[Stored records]

===

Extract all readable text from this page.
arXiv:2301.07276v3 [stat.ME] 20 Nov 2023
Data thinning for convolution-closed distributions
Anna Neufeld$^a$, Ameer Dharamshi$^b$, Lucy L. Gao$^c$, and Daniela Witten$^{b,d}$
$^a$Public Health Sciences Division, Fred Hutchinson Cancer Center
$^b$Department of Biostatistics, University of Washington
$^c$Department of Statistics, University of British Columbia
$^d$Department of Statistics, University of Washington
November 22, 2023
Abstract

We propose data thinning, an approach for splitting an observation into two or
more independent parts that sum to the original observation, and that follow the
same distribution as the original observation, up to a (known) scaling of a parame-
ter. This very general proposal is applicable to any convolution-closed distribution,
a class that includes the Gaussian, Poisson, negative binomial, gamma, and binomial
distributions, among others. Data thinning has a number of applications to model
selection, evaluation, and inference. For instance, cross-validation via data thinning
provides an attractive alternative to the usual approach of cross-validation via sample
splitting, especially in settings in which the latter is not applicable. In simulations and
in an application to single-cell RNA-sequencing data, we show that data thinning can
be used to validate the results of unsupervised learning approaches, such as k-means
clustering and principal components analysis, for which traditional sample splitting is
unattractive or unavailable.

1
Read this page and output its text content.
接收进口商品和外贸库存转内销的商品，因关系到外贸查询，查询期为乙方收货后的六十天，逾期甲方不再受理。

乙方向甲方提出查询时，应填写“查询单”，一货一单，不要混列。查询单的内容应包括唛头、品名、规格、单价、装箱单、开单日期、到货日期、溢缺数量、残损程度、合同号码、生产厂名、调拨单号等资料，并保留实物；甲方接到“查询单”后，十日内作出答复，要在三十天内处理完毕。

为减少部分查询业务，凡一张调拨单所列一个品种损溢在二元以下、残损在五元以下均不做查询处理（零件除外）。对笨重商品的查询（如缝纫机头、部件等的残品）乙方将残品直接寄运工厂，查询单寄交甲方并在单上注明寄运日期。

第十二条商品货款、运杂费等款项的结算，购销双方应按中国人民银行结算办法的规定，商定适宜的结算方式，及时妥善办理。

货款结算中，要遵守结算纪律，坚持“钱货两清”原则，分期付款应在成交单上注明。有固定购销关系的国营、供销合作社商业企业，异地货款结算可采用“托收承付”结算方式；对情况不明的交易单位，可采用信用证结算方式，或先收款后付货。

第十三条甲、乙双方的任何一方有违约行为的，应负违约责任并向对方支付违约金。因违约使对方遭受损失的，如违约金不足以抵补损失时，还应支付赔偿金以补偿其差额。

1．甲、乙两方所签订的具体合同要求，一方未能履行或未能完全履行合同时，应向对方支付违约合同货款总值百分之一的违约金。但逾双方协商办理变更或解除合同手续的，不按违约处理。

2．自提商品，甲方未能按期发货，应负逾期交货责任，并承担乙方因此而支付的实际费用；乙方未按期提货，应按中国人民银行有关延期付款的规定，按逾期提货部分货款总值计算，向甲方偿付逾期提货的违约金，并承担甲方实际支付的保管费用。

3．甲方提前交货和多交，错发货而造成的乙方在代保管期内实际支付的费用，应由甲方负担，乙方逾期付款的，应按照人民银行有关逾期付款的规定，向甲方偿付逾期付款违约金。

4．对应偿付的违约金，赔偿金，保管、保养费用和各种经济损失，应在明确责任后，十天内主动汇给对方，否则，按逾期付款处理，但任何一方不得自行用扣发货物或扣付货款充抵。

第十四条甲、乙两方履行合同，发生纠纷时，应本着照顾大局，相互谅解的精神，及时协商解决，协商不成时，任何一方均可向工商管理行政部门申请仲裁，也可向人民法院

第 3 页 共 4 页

===

# [Written problem]
Using the records above, select and copy every line that has the word "validation".

# [Task response]
selection, evaluation, and inference. For instance, cross-validation via data thinning
provides an attractive alternative to the usual approach of cross-validation via sample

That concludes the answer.